==== TASK MATERIAL

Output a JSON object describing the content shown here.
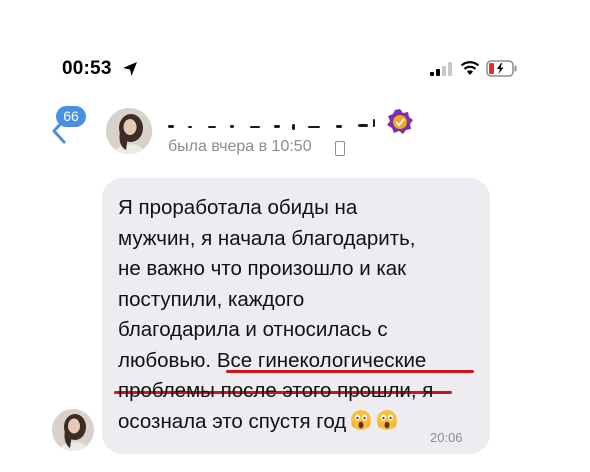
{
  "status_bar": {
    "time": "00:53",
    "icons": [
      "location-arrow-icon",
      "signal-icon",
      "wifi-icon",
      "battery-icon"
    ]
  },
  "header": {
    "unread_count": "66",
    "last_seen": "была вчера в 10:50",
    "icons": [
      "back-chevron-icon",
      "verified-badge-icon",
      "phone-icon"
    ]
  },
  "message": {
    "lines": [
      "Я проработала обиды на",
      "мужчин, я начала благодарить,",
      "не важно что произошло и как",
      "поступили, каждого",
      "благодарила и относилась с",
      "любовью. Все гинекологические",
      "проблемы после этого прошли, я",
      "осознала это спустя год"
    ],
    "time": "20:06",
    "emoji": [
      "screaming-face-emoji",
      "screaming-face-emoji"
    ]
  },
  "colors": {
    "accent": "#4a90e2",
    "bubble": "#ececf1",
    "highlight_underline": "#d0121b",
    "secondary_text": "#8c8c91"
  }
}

========
==== TASK MATERIAL

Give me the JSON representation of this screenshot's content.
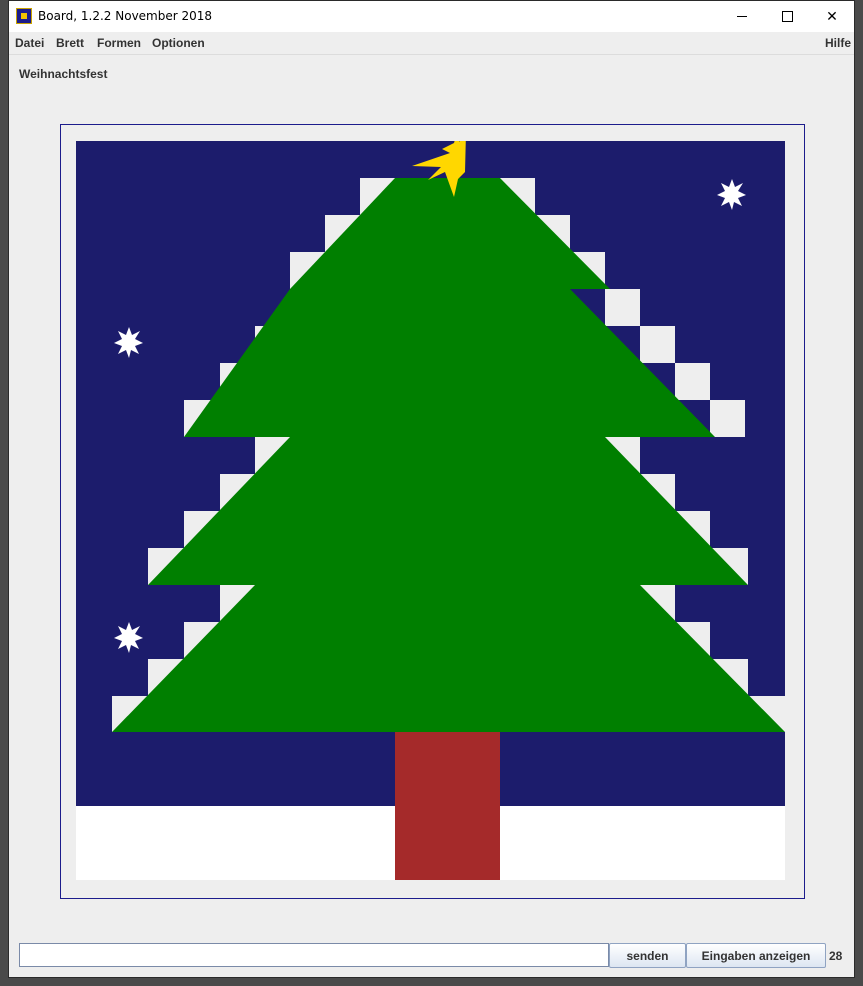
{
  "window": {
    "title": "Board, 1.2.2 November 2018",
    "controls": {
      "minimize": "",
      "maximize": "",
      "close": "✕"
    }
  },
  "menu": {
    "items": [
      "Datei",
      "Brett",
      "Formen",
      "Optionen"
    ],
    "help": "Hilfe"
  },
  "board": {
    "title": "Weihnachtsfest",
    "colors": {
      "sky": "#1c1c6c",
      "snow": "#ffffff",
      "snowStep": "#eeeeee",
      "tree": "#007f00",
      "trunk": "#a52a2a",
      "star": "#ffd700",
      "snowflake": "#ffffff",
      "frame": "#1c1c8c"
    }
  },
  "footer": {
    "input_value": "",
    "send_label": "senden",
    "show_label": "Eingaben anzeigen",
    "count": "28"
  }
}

========
==== TASK MATERIAL

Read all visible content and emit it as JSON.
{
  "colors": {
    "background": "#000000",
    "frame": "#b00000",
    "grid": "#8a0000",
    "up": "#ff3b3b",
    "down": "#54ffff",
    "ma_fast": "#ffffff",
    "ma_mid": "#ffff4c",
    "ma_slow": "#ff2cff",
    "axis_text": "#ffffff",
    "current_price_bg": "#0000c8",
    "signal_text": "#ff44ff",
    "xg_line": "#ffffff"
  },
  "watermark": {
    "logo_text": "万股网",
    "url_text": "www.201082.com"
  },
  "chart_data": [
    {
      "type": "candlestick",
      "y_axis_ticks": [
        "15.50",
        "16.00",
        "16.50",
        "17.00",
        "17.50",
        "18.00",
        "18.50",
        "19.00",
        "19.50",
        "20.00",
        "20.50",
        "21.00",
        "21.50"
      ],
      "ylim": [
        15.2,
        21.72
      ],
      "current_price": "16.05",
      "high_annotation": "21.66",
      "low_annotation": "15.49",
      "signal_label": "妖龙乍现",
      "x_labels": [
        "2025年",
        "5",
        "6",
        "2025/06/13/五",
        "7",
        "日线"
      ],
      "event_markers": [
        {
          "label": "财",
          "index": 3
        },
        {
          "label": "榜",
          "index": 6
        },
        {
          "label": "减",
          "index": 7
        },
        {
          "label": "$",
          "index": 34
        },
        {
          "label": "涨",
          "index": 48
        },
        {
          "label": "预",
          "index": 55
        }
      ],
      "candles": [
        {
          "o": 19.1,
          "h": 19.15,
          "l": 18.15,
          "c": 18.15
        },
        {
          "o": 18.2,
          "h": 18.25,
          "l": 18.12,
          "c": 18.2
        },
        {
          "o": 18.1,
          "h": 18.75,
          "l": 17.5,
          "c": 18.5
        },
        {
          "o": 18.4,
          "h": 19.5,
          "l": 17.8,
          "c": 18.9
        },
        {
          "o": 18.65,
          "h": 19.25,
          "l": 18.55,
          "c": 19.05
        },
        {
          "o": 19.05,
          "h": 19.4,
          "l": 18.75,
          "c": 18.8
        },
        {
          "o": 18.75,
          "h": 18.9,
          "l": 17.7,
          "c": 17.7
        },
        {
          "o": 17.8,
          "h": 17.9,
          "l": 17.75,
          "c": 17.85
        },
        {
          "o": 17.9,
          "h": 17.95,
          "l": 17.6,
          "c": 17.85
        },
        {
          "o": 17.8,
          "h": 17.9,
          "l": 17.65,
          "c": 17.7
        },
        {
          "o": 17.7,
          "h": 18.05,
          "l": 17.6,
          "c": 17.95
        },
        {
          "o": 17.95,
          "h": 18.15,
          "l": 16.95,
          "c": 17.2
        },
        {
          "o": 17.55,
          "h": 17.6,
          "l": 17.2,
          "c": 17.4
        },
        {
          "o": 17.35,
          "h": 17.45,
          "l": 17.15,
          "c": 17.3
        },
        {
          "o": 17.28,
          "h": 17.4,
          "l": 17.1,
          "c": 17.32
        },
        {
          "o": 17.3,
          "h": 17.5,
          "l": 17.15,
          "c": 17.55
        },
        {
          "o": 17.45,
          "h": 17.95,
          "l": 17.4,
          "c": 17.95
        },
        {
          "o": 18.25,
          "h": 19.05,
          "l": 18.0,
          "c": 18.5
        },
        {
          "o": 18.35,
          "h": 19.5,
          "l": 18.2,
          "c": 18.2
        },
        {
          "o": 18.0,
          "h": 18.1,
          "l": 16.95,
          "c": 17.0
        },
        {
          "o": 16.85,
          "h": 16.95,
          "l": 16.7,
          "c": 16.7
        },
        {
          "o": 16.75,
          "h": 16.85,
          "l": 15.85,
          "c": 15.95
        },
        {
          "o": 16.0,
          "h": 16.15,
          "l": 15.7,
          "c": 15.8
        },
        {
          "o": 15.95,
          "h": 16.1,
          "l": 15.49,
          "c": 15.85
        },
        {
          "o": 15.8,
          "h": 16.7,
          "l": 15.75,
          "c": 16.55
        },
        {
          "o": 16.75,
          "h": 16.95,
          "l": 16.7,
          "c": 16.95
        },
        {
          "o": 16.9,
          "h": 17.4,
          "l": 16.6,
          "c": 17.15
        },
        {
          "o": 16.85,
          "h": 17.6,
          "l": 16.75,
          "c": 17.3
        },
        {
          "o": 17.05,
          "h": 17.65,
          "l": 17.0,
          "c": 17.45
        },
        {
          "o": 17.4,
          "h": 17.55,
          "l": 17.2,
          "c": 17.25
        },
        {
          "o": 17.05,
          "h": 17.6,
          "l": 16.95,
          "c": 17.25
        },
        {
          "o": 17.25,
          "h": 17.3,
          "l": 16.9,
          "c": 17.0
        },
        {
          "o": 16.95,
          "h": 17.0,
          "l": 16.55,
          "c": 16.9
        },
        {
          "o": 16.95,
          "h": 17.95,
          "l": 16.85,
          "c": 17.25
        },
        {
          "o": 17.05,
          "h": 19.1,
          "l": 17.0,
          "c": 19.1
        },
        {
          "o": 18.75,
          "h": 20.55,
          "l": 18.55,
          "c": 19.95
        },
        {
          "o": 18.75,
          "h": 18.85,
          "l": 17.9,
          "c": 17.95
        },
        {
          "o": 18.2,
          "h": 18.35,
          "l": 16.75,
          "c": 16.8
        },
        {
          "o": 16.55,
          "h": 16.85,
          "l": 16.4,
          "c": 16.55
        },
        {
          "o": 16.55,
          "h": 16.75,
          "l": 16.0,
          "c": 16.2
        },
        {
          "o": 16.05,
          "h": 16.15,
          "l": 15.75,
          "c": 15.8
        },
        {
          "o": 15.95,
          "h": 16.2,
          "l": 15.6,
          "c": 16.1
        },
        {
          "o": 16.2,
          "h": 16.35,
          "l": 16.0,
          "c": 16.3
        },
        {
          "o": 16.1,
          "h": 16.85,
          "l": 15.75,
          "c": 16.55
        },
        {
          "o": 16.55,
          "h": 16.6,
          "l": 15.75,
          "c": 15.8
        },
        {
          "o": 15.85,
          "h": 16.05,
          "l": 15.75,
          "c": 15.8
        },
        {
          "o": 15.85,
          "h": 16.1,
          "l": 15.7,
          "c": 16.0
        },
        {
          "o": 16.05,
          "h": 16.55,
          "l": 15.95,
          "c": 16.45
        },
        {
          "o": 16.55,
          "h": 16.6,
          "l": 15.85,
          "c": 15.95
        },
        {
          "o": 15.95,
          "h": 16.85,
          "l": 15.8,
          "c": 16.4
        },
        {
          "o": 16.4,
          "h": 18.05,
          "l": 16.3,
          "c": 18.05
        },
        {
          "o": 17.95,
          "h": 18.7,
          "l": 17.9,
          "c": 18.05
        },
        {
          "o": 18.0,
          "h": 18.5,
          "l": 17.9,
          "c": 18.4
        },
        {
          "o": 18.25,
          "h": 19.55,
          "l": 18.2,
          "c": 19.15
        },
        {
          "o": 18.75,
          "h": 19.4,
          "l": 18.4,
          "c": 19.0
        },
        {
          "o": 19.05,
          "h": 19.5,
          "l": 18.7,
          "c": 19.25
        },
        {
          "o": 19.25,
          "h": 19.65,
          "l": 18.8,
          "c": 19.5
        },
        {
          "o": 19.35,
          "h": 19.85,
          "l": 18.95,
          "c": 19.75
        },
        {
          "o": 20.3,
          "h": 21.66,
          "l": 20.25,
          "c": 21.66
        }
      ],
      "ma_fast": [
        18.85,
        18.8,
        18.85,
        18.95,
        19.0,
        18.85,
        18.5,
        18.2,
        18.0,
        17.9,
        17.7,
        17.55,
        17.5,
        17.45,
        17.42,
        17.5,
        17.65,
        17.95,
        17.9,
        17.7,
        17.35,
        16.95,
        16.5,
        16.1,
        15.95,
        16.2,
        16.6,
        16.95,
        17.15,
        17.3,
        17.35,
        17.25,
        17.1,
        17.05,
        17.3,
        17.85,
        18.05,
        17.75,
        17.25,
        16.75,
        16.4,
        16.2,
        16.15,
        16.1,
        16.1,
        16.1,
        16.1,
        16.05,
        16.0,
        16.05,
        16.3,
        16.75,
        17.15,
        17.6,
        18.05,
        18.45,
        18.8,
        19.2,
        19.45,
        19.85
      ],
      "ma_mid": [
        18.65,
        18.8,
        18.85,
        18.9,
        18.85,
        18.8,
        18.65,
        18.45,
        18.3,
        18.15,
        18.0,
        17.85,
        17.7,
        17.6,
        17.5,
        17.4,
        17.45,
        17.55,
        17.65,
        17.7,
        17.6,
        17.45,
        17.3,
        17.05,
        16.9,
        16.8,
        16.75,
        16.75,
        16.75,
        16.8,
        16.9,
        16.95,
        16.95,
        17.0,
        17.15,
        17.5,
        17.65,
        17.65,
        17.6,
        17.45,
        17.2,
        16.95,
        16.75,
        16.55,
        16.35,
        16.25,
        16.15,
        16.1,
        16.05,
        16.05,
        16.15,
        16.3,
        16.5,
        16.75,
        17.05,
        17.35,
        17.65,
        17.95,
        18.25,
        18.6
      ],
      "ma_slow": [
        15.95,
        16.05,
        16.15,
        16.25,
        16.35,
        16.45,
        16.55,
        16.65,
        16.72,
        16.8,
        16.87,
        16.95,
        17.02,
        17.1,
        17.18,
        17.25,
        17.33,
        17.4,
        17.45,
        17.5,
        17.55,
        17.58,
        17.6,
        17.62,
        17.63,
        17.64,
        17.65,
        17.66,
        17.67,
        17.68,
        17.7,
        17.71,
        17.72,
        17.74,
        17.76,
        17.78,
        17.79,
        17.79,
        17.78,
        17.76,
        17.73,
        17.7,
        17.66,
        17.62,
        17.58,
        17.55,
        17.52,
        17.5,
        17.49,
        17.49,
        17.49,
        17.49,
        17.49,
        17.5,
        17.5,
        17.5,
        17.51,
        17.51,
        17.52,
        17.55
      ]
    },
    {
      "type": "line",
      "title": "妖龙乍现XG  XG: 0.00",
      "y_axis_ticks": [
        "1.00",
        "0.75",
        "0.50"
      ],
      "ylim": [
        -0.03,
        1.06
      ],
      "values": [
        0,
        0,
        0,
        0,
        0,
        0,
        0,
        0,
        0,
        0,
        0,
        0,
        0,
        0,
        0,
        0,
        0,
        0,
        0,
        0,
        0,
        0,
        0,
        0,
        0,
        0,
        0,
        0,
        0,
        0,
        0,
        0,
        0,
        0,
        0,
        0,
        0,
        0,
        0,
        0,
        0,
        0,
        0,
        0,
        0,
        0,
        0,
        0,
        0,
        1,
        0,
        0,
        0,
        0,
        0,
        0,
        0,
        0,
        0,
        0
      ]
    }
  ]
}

========

From the data above, work out how many lines hold "title". Answer with the number alone.

3